**** Estratto del testo ****
DELLA GRECA, Ranieri (Neri)
Nacque in Orvieto intorno alla metà del sec. XIII da un Ugolino. Il Waley ritenne che padre del D. fosse il giudice Ugolino, morto prima del 1247. Tuttavia, poiché le fonti a noi note lo menzionano per la prima volta nel 1274, quando fu uno degli arbitri che in quell'anno stabilirono una nuova divisione del contado aldobrandesco, sembra più probabile identificare il padre del D. in quell'Ugolino Della Greca figlio del già ricordato giudice Ugolino, che fu capitano del Popolo per la seconda volta nel 1264, che era ancora in vita nel 1284, e che poté avviarlo alla vita politica. Il D. fu il protagonista principale, come capitano del Popolo, degli avvenimenti politici che, tra il 1280 e il 1284, portarono ad un rafforzamento della influenza del popolo nella direzione del Comune di Orvieto.
L'ascesa dei popolari aveva conosciuto una battuta di arresto, a partire dalla metà degli anni Sessanta del sec. XIII, a causa dei condizionamenti creati dalla Sede apostolica e dalla monarchia angioina sulla città. In Orvieto infatti avevano soggiornato i papi francesi Urbano IV dal 1262 al 1263, Clemente IV nel 1266, e Carlo d'Angiò, con la sua corte, e Gregorio X dal 1272 al 1273. Tale presenza aveva favorito un indirizzo politico che trovava il maggiore supporto tra le famiglie guelfe nobili e magnatizie. Pur continuando ad esistere, il Consiglio del popolo era stato privato della sua magistratura principale, quella del capitano, che dal 1296 non è più documentata con continuità.
**** Voci fornite ****
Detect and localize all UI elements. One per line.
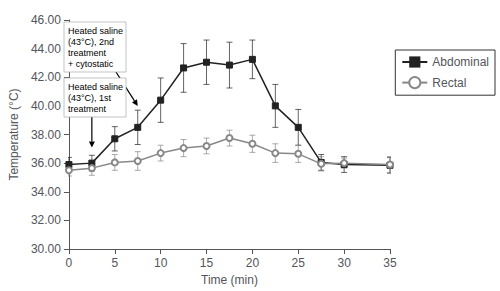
svg-text:0: 0 [66, 256, 73, 270]
svg-text:44.00: 44.00 [31, 42, 61, 56]
svg-text:40.00: 40.00 [31, 99, 61, 113]
svg-text:Temperature (°C): Temperature (°C) [7, 88, 21, 180]
svg-text:5: 5 [111, 256, 118, 270]
svg-text:15: 15 [200, 256, 214, 270]
svg-text:34.00: 34.00 [31, 185, 61, 199]
svg-text:treatment: treatment [68, 104, 107, 114]
svg-text:Heated saline: Heated saline [68, 82, 123, 92]
svg-text:42.00: 42.00 [31, 70, 61, 84]
svg-text:30: 30 [337, 256, 351, 270]
svg-text:30.00: 30.00 [31, 242, 61, 256]
svg-text:20: 20 [246, 256, 260, 270]
svg-text:36.00: 36.00 [31, 156, 61, 170]
svg-text:Rectal: Rectal [432, 76, 466, 90]
svg-text:25: 25 [292, 256, 306, 270]
svg-text:Heated saline: Heated saline [68, 26, 123, 36]
svg-text:32.00: 32.00 [31, 213, 61, 227]
svg-text:46.00: 46.00 [31, 13, 61, 27]
svg-text:Time (min): Time (min) [201, 273, 258, 287]
svg-text:10: 10 [154, 256, 168, 270]
svg-text:(43°C), 1st: (43°C), 1st [68, 93, 112, 103]
svg-text:+ cytostatic: + cytostatic [68, 59, 114, 69]
svg-text:treatment: treatment [68, 48, 107, 58]
svg-text:38.00: 38.00 [31, 128, 61, 142]
svg-text:(43°C), 2nd: (43°C), 2nd [68, 37, 114, 47]
svg-text:35: 35 [383, 256, 397, 270]
svg-text:Abdominal: Abdominal [432, 55, 489, 69]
****
■ Obiettivo dell'esercizio:
Trascrivi per intero il testo su Ranieri Della Greca, senza cambiare nulla.

■ Soluzione del compito:
DELLA GRECA, Ranieri (Neri)
Nacque in Orvieto intorno alla metà del sec. XIII da un Ugolino. Il Waley ritenne che padre del D. fosse il giudice Ugolino, morto prima del 1247. Tuttavia, poiché le fonti a noi note lo menzionano per la prima volta nel 1274, quando fu uno degli arbitri che in quell'anno stabilirono una nuova divisione del contado aldobrandesco, sembra più probabile identificare il padre del D. in quell'Ugolino Della Greca figlio del già ricordato giudice Ugolino, che fu capitano del Popolo per la seconda volta nel 1264, che era ancora in vita nel 1284, e che poté avviarlo alla vita politica. Il D. fu il protagonista principale, come capitano del Popolo, degli avvenimenti politici che, tra il 1280 e il 1284, portarono ad un rafforzamento della influenza del popolo nella direzione del Comune di Orvieto.
L'ascesa dei popolari aveva conosciuto una battuta di arresto, a partire dalla metà degli anni Sessanta del sec. XIII, a causa dei condizionamenti creati dalla Sede apostolica e dalla monarchia angioina sulla città. In Orvieto infatti avevano soggiornato i papi francesi Urbano IV dal 1262 al 1263, Clemente IV nel 1266, e Carlo d'Angiò, con la sua corte, e Gregorio X dal 1272 al 1273. Tale presenza aveva favorito un indirizzo politico che trovava il maggiore supporto tra le famiglie guelfe nobili e magnatizie. Pur continuando ad esistere, il Consiglio del popolo era stato privato della sua magistratura principale, quella del capitano, che dal 1296 non è più documentata con continuità.